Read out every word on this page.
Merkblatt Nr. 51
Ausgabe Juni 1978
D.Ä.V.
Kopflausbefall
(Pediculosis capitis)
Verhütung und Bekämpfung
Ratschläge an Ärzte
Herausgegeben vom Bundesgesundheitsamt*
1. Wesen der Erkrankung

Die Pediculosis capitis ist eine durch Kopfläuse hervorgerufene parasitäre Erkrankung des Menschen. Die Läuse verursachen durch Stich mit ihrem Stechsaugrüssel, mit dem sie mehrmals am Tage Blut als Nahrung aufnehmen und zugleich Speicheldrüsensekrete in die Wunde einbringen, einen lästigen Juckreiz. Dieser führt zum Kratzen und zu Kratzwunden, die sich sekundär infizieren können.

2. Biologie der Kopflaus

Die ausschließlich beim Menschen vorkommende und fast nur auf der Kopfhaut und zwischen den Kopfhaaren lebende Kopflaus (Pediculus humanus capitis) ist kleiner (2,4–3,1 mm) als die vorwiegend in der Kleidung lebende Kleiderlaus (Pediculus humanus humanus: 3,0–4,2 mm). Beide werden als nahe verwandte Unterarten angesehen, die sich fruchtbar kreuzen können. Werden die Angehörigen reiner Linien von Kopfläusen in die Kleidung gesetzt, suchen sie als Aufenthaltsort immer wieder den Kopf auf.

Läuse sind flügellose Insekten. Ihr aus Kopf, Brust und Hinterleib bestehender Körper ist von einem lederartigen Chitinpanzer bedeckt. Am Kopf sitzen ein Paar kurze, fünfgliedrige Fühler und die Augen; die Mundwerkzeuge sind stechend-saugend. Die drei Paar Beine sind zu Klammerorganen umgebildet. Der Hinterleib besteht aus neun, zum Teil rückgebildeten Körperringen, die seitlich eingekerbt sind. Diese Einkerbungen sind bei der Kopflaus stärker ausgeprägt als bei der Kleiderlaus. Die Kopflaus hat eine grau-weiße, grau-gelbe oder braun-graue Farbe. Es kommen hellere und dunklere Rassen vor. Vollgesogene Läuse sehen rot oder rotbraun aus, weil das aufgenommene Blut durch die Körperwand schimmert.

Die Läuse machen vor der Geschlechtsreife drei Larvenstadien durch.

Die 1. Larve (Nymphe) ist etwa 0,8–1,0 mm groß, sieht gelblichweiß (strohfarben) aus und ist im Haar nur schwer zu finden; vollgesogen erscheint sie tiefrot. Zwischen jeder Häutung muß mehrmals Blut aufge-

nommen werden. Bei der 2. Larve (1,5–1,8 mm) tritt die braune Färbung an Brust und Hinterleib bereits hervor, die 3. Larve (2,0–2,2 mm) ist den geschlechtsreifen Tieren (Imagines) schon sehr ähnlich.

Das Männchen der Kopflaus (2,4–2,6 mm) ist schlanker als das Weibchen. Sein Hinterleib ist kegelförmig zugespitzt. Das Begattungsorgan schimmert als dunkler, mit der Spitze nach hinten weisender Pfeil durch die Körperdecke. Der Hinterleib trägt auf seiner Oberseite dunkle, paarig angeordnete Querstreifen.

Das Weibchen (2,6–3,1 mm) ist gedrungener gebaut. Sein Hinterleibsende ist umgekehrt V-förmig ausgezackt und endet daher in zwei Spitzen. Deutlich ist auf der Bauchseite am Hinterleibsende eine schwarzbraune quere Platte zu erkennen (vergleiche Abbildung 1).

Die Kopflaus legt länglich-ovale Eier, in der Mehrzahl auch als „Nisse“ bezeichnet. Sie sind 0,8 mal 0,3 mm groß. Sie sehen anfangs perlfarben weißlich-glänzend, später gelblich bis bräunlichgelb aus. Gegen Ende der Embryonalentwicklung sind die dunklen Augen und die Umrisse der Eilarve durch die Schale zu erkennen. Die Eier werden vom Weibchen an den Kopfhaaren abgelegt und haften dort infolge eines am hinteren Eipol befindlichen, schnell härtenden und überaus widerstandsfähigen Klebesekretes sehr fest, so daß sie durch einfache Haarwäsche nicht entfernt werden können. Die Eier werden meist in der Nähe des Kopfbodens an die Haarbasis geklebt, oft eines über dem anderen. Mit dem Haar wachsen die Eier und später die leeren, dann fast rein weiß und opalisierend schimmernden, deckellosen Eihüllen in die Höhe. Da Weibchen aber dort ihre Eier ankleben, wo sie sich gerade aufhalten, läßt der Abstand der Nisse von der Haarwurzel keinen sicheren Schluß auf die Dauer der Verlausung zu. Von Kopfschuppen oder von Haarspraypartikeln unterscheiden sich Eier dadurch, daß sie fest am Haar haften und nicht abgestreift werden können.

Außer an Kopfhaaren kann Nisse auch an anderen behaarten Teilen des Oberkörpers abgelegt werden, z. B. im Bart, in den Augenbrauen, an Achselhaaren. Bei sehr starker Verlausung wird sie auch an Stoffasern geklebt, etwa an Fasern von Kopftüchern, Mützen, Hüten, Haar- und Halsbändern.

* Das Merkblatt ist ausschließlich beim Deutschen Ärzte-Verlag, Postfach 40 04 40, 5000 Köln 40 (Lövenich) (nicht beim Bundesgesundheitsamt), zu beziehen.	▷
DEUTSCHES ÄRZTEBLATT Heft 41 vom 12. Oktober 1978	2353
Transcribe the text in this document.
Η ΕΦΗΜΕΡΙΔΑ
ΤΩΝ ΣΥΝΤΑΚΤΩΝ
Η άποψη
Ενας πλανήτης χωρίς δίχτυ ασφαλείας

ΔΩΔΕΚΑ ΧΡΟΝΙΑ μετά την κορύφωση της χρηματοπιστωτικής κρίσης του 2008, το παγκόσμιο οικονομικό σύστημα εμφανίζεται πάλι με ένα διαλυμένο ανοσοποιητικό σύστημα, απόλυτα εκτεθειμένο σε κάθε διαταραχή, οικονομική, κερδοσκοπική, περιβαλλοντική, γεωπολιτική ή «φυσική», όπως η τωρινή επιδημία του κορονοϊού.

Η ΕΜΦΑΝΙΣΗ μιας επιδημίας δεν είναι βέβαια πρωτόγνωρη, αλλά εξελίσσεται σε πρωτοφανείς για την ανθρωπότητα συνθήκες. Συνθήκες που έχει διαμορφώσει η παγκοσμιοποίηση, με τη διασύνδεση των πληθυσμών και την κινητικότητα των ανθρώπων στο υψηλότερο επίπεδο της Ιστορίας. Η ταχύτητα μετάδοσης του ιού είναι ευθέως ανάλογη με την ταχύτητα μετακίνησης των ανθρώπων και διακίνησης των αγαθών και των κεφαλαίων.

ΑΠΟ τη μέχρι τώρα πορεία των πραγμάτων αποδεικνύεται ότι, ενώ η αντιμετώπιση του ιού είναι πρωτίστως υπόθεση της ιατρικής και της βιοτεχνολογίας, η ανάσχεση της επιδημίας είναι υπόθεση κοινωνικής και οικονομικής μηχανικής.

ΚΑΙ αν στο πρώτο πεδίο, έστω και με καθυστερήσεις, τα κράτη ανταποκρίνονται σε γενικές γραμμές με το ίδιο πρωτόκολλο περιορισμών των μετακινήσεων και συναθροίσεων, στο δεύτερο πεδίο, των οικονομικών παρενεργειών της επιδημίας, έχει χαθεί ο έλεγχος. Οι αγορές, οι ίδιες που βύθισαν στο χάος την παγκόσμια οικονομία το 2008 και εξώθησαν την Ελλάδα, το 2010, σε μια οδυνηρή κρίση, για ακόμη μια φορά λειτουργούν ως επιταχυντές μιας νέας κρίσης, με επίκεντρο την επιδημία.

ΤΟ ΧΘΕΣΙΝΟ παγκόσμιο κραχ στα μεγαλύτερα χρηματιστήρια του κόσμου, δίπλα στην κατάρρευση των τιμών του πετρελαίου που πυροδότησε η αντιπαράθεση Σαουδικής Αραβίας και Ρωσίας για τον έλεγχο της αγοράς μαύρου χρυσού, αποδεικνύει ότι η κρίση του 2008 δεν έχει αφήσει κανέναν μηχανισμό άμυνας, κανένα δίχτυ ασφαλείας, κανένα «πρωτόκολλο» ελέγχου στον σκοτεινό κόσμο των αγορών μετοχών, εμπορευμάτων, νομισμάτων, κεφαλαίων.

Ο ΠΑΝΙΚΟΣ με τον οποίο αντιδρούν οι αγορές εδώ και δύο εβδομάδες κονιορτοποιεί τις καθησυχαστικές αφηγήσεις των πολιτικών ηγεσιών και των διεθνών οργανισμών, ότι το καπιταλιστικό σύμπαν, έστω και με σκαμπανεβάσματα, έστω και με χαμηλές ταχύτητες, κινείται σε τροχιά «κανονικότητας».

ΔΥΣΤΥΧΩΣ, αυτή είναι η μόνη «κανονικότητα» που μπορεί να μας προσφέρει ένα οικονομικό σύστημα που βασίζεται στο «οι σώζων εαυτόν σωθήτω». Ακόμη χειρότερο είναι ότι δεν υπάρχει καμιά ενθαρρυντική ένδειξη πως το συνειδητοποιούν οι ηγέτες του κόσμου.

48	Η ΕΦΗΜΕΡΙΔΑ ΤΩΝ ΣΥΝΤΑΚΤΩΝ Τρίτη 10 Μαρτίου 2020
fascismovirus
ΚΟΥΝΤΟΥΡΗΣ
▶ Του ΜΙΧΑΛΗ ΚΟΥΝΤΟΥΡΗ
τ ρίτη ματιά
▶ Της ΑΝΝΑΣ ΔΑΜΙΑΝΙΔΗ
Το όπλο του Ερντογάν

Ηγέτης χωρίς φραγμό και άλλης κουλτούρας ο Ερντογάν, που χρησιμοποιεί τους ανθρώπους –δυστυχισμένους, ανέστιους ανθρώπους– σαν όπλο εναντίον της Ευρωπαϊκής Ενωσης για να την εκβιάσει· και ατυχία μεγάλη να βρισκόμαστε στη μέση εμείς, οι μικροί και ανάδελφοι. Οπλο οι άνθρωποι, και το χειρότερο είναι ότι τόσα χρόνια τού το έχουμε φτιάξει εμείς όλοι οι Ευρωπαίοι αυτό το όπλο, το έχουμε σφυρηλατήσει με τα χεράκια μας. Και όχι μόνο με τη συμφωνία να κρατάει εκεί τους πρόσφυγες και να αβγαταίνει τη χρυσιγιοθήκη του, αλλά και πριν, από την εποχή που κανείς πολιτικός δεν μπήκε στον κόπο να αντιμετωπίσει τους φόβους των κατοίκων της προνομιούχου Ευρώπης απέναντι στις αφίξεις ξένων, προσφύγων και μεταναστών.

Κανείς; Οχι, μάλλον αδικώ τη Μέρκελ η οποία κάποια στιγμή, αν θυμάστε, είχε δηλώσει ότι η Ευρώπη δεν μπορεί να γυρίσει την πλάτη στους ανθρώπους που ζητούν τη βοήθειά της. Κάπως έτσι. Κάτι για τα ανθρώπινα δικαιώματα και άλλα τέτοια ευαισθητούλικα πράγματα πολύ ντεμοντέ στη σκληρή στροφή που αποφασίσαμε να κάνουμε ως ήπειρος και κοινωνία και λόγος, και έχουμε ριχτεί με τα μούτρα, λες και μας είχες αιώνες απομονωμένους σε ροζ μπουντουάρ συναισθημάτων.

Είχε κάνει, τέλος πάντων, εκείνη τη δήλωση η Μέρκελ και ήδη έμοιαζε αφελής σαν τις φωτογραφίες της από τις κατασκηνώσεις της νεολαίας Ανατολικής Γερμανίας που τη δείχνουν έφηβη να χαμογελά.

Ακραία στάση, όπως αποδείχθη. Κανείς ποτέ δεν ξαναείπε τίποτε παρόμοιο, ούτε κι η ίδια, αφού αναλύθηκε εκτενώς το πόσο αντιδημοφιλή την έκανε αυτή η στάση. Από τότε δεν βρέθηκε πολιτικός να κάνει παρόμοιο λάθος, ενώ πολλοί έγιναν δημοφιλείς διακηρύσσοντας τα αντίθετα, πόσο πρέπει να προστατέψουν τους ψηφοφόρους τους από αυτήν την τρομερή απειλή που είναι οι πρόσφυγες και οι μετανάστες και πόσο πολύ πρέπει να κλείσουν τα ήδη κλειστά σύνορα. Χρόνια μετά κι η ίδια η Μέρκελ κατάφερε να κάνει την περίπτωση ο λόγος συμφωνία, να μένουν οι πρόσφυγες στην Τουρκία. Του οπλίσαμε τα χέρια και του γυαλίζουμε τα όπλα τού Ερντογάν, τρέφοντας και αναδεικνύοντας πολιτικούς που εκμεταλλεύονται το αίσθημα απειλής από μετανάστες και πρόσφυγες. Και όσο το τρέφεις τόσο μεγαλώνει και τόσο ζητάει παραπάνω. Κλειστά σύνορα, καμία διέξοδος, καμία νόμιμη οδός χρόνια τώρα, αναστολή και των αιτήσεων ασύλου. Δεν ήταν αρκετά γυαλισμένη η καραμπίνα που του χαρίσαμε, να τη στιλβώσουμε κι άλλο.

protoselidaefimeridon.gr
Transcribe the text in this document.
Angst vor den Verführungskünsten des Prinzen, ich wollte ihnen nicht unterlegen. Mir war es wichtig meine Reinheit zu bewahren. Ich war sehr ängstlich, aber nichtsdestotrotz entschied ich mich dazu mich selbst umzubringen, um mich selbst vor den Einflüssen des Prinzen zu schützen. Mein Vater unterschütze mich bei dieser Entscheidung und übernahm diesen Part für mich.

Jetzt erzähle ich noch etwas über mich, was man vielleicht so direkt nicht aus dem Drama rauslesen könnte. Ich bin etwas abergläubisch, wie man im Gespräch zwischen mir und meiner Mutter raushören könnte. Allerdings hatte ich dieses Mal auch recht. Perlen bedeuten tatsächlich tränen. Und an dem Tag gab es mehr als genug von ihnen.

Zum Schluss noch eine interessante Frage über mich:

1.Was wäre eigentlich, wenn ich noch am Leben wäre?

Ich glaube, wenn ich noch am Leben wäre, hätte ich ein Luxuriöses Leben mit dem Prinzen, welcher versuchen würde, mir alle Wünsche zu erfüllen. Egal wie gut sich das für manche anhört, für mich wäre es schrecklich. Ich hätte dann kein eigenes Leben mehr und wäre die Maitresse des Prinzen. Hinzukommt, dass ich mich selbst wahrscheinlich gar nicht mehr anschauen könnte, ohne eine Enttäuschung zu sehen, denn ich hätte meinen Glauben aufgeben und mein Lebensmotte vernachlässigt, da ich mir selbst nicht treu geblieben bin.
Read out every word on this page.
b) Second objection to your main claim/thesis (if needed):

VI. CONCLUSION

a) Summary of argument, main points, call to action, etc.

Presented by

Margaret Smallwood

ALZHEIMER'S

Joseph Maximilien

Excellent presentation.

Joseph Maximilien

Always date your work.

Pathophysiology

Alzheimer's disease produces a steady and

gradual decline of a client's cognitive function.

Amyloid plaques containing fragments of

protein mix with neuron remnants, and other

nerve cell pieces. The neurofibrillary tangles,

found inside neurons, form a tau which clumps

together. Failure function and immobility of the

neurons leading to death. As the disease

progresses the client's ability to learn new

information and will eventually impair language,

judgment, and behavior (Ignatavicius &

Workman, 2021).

● THE PROBLEM: Please filter the entries above down to the lines holding "beim" and copy them.

● ANSWER FOR THIS EXERCISE:
Die ausschließlich beim Menschen vorkommende und fast nur auf der Kopfhaut und zwischen den Kopfhaaren lebende Kopflaus (Pediculus humanus capitis) ist kleiner (2,4–3,1 mm) als die vorwiegend in der Kleidung lebende Kleiderlaus (Pediculus humanus humanus: 3,0–4,2 mm). Beide werden als nahe verwandte Unterarten angesehen, die sich fruchtbar kreuzen können. Werden die Angehörigen reiner Linien von Kopfläusen in die Kleidung gesetzt, suchen sie als Aufenthaltsort immer wieder den Kopf auf.
* Das Merkblatt ist ausschließlich beim Deutschen Ärzte-Verlag, Postfach 40 04 40, 5000 Köln 40 (Lövenich) (nicht beim Bundesgesundheitsamt), zu beziehen.	▷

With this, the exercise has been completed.